# WHAT IS ASKED:
Reproduce every item below word for word, leaving out the pictures.

# PROVIDED DATA:
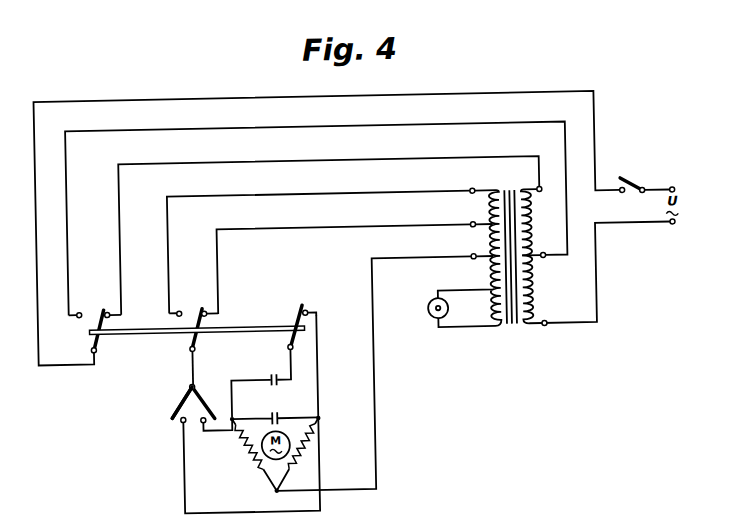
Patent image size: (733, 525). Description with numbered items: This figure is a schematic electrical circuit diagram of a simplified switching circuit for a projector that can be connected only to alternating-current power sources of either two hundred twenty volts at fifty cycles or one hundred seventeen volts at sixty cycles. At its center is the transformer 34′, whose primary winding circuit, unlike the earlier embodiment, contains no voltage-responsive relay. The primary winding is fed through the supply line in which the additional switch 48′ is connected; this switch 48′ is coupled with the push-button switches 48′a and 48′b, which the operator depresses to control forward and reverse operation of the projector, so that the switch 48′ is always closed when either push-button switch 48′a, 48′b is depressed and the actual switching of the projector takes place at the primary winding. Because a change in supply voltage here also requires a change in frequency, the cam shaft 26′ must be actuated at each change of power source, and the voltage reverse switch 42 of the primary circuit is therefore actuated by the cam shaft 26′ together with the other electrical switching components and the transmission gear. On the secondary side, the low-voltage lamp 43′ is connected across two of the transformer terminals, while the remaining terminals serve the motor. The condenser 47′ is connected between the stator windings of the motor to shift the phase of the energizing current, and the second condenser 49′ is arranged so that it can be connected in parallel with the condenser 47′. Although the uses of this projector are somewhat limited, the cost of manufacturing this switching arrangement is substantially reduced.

The voltage reverse switch 42 is at (99, 313).
The cam shaft 26′ is at (141, 336).
The additional switch 48′ is at (631, 189).
The push-button switch 48′a is at (183, 392).
The push-button switch 48′b is at (190, 390).
The second condenser 49′ is at (266, 380).
The condenser 47′ is at (266, 418).
The low-voltage lamp 43′ is at (424, 316).
The transformer 34′ is at (509, 336).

# OUTPUT OF THE TASK:
Patent image size: (733, 525). Description with numbered items: This figure is a schematic electrical circuit diagram of a simplified switching circuit for a projector that can be connected only to alternating-current power sources of either two hundred twenty volts at fifty cycles or one hundred seventeen volts at sixty cycles. At its center is the transformer 34′, whose primary winding circuit, unlike the earlier embodiment, contains no voltage-responsive relay. The primary winding is fed through the supply line in which the additional switch 48′ is connected; this switch 48′ is coupled with the push-button switches 48′a and 48′b, which the operator depresses to control forward and reverse operation of the projector, so that the switch 48′ is always closed when either push-button switch 48′a, 48′b is depressed and the actual switching of the projector takes place at the primary winding. Because a change in supply voltage here also requires a change in frequency, the cam shaft 26′ must be actuated at each change of power source, and the voltage reverse switch 42 of the primary circuit is therefore actuated by the cam shaft 26′ together with the other electrical switching components and the transmission gear. On the secondary side, the low-voltage lamp 43′ is connected across two of the transformer terminals, while the remaining terminals serve the motor. The condenser 47′ is connected between the stator windings of the motor to shift the phase of the energizing current, and the second condenser 49′ is arranged so that it can be connected in parallel with the condenser 47′. Although the uses of this projector are somewhat limited, the cost of manufacturing this switching arrangement is substantially reduced.

The voltage reverse switch 42 is at (99, 313).
The cam shaft 26′ is at (141, 336).
The additional switch 48′ is at (631, 189).
The push-button switch 48′a is at (183, 392).
The push-button switch 48′b is at (190, 390).
The second condenser 49′ is at (266, 380).
The condenser 47′ is at (266, 418).
The low-voltage lamp 43′ is at (424, 316).
The transformer 34′ is at (509, 336).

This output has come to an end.